SELECTED EXCERPT |

- - -

Thematically, Orlando blends inspiration from fiction and real life as Seafarers explore the depths of life and emotion. The record’s name itself sets a provocative scene for the music housed within.

Orlando is the title character of Virginia Woolf’s novel. They are a being whose life spans centuries and switches gender with no apology or need for reason. It strikes me as a true expression of freedom in its most indiscriminate sense. I think Orlando is a spirit that moves through us all, but can get hushed by the narrow corridors of presumption and expectation. The boy on the album cover speaks to me for this reason. There is a certain softness, or openness running beneath the surface of his exterior. He has the world ahead of him, he could be anything.”

Herd explains that the record changed massively between its conception, creation, and release. “We went into the studio with no idea of how this music might actually sound. Most of our performing and recording heritage comes from live, reactive music making, and this record ended up being very different. With Euan’s guidance, we began embracing the possibilities of studio recording, and began thinking much more about the album as a form separate from live performance. Euan’s impact was seismic, his vision and determination is beyond anything I’ve worked with. Orlando wouldn’t be here without him.”

- - -

AVAILABLE DATA |
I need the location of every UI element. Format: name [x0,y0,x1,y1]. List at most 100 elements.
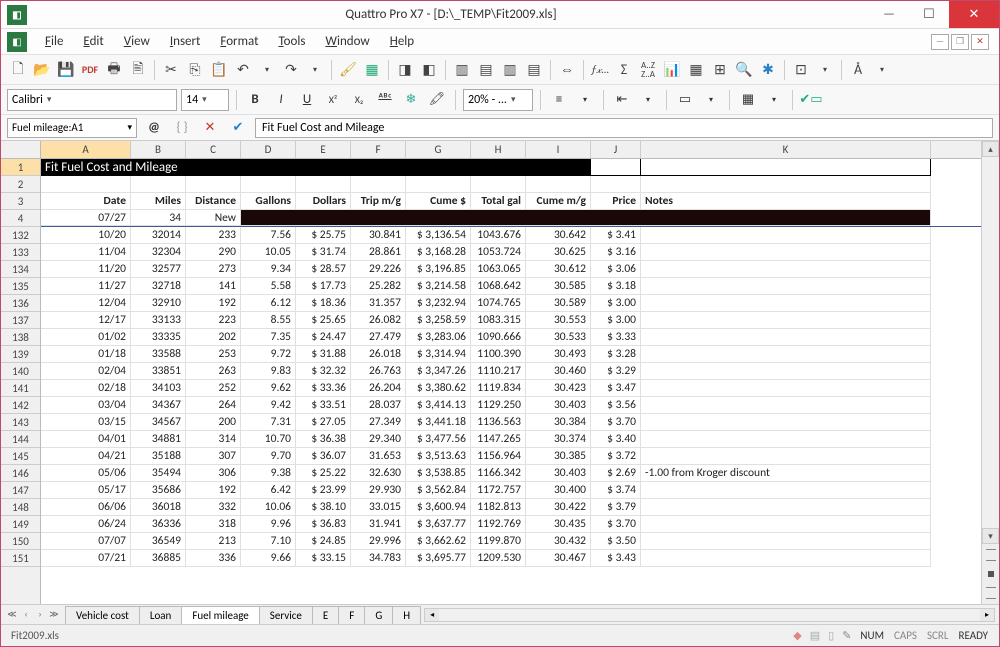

- - -

INSTRUCTIONS |
A – In the passage about the album Orlando, why does the boy on the album cover speak to the speaker?
B – Retype the passage about the album Orlando, starting with "Thematically, Orlando blends inspiration from" and going on through "music housed within.".
C – Write what comes next in the passage about the album Orlando, picking up after its final sentence.

EXPECTED RESPONSES |
A – The speaker sees Orlando as a spirit that moves through everyone but can be hushed by the narrow corridors of presumption and expectation. The boy on the cover speaks to the speaker for this reason. A softness or openness runs beneath his exterior, and he has the world ahead of him and could be anything.

B –
Thematically, Orlando blends inspiration from fiction and real life as Seafarers explore the depths of life and emotion. The record’s name itself sets a provocative scene for the music housed within.

C –
As a lyrically forward artist, Herd cites his favorite lyric as one from the record’s stunning six-minute establishing track. “My dad, in a touching moment of sincerity, told me that his favourite line was from “The Lighthouse.” That made me very happy.”

And perhaps when I’m out dancing,
You’ll find me dancing too,
And we’ll dance between the headlights,
Singing songs we never knew.


“Lighthouse” may indeed be a wellspring of poetic insight, and it’s in good company: Every song on Seafarers’ introduction, from the serene “Wider Spaces” to the breathtaking piano ballad “A Life Without,” to the shutter-inducing “Virgin Soil” and the powerful spoken-word piece “You Asleep in the Morning,” offers something special and different. The soaring “And Maybe I’m Scared” has stood out as an early fan favorite, capturing in its spirited run Seafarers’ tender, mystic ethos.

There is so much to take out of Orlando; it is what listeners make of it. “I like the thought that art belongs to you. So, whatever it means, whatever it suggests at any given moment is entirely personal and entirely valid,” Herd reflects. “If you revisit something over time, it will almost certainly elicit different feelings and responses, and there is no such thing as a wrong reaction. I only ask that you arrive at Orlando with a degree of openness, and absence of expectation.”

If you want to listen to something truly beautiful this winter, look no further than Seafarer’s Orlando. Experience the full record via our below stream, and peek inside Orlando with Atwood Magazine as Matthew Herd goes track-by-track through the music and lyrics of his band’s debut album!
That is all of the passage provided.